- Directive
Check each line of the listing below for the word "ylabel" and say how many lines have it. Nothing else should be written.

- - - -

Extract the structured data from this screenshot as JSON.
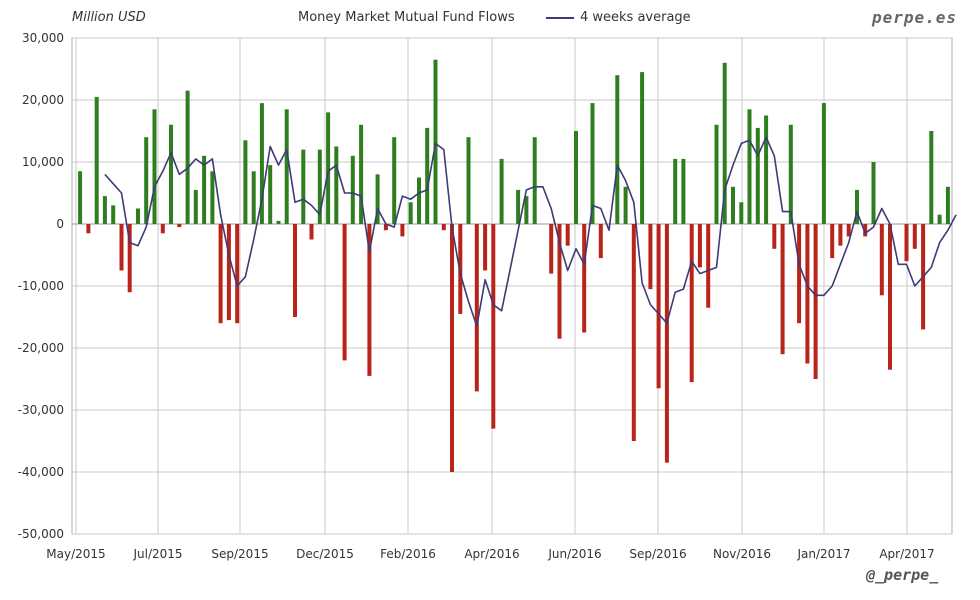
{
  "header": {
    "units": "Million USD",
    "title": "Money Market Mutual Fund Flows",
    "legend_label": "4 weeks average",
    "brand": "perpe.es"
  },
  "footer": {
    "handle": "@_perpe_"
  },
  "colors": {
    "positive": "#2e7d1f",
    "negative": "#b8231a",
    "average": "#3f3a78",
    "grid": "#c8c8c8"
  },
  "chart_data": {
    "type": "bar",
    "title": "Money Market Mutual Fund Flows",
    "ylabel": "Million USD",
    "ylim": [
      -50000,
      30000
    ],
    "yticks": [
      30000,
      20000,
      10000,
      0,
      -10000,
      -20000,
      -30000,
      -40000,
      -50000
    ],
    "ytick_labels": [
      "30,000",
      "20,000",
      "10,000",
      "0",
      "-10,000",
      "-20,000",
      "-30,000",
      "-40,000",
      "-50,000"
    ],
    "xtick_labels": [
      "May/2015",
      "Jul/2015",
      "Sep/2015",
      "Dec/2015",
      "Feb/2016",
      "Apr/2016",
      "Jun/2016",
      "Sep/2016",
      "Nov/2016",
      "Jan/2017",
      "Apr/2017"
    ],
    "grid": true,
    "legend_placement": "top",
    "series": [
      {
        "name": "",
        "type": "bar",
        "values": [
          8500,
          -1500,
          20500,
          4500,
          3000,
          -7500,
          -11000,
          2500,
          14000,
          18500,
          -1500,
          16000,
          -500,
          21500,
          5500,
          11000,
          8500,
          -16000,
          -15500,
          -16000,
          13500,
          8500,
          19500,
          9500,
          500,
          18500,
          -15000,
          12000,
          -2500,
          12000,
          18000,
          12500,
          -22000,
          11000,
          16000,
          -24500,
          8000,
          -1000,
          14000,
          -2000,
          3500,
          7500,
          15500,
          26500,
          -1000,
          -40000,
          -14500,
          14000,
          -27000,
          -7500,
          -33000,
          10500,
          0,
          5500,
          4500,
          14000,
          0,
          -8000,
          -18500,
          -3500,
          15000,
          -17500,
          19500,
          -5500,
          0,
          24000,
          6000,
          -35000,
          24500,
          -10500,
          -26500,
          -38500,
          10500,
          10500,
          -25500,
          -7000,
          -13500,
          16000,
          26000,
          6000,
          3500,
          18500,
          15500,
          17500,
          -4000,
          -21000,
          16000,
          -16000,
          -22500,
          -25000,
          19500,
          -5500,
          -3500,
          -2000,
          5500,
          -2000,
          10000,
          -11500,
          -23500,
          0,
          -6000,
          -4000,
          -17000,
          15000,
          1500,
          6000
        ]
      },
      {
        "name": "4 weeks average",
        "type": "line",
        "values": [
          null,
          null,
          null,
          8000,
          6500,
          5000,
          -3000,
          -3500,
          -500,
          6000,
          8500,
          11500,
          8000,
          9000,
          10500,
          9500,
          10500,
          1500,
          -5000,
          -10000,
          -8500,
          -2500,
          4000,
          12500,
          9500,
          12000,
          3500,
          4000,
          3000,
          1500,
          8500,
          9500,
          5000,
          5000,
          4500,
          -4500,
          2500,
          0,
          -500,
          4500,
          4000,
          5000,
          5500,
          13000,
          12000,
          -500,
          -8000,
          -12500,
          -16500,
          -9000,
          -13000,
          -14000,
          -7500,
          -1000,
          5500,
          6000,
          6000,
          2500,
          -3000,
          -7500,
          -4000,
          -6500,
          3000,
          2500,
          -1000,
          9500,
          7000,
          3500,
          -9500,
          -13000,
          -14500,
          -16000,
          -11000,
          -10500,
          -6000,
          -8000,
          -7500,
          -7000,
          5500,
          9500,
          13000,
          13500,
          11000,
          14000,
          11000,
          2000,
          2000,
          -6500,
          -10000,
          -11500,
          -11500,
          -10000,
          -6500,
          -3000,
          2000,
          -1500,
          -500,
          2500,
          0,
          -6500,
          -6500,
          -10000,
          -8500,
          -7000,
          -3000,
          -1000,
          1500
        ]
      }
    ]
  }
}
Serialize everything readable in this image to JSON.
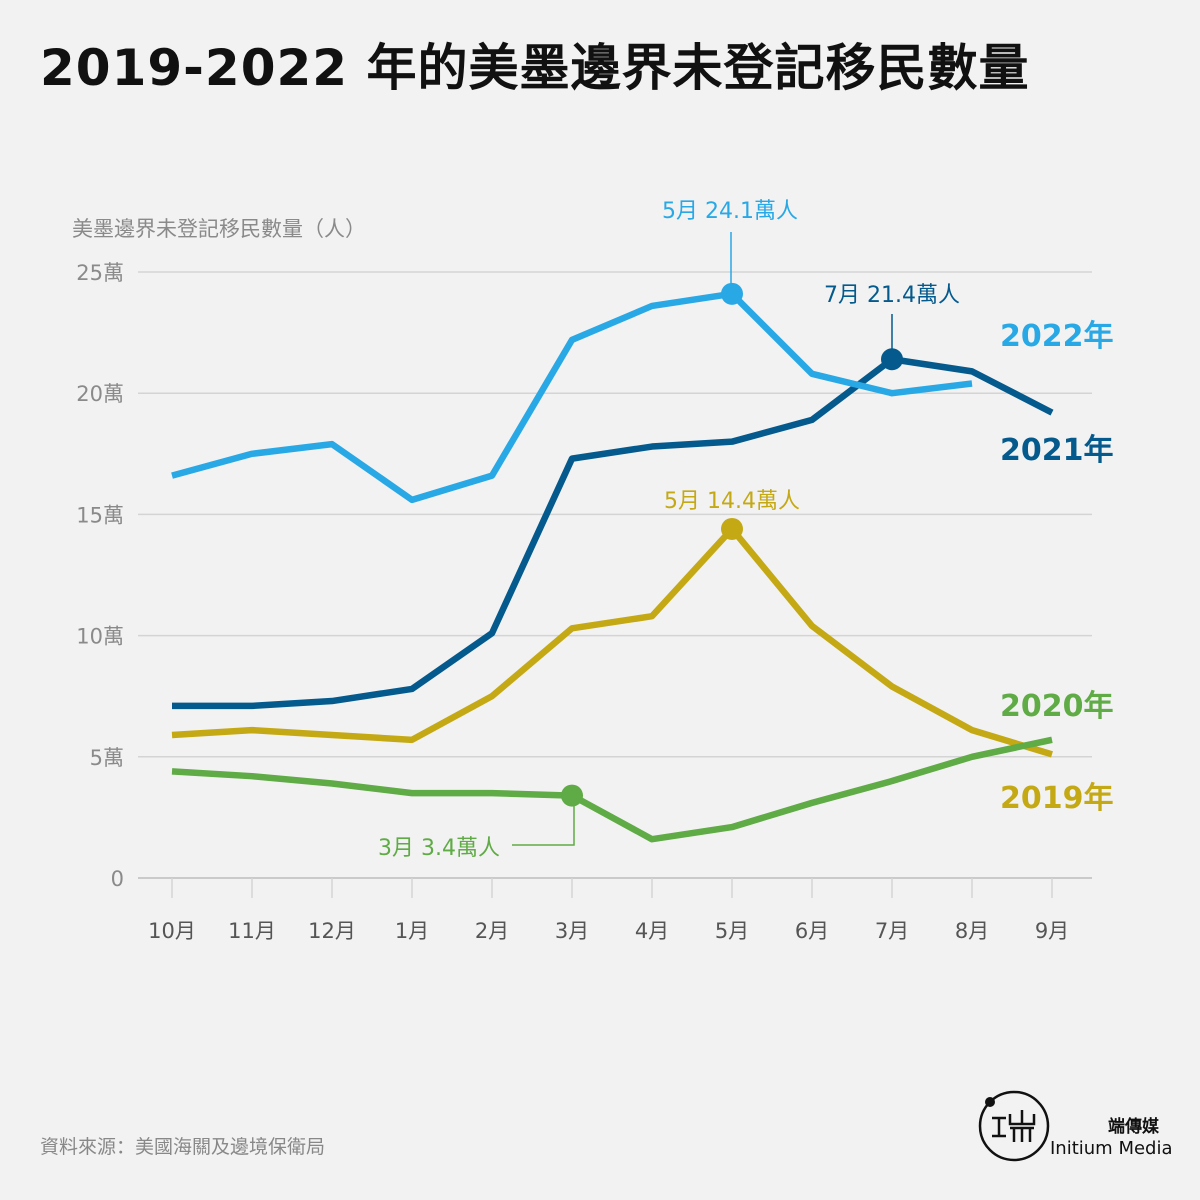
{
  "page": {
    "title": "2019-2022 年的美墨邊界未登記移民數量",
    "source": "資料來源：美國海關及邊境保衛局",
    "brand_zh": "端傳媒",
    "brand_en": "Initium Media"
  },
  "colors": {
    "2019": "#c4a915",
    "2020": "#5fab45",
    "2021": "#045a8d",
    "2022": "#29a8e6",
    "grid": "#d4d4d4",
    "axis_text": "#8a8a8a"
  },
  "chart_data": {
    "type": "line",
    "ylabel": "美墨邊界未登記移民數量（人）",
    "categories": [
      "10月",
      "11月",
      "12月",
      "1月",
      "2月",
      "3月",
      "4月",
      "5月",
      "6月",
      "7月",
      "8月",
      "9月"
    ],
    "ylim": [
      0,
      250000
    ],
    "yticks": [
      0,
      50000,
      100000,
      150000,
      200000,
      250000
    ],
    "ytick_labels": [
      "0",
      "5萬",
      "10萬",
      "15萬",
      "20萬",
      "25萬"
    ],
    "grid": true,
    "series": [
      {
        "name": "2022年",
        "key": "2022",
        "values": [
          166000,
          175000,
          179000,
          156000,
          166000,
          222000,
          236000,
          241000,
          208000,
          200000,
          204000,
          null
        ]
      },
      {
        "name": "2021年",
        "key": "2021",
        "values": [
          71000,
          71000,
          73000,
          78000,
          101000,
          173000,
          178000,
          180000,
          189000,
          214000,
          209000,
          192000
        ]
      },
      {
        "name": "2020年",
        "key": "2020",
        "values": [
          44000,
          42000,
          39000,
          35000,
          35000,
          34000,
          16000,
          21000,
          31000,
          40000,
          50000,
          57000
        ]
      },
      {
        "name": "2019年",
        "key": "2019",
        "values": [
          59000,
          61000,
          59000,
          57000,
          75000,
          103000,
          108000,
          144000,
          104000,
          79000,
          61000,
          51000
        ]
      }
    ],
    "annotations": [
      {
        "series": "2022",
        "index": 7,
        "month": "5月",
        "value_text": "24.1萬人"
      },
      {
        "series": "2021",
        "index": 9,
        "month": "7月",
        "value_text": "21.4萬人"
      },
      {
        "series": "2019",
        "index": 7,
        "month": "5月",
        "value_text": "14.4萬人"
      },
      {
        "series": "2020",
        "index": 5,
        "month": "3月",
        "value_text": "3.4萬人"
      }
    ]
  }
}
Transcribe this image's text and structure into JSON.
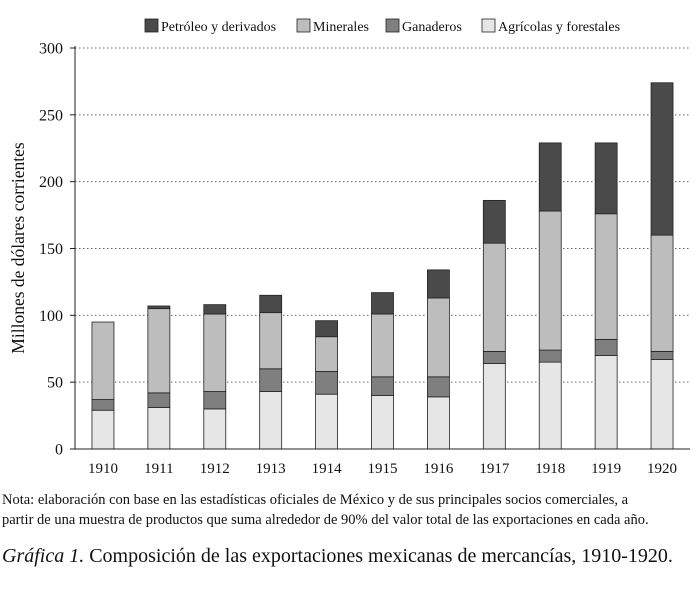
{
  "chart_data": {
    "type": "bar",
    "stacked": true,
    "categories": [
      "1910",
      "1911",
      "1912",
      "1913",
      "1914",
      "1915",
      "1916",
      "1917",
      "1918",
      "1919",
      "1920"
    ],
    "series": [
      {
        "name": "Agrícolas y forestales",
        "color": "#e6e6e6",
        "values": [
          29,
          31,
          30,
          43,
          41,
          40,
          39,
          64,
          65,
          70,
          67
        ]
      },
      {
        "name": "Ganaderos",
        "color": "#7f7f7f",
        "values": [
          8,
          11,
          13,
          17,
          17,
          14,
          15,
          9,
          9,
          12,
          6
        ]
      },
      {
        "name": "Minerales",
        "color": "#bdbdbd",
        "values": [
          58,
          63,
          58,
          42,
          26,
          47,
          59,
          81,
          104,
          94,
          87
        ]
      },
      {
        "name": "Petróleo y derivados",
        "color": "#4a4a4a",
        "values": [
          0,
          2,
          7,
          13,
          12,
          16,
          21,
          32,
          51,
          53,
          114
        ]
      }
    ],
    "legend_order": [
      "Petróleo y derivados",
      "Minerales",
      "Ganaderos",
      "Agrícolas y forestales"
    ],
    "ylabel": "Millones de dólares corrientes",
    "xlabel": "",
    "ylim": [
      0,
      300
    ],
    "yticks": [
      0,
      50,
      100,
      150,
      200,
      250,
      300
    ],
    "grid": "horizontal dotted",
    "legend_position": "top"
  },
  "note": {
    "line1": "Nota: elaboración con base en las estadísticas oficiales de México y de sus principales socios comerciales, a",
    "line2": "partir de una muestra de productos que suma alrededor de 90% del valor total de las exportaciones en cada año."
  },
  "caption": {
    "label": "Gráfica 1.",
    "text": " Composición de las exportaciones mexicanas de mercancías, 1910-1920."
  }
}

- - - -

- Worked answer
3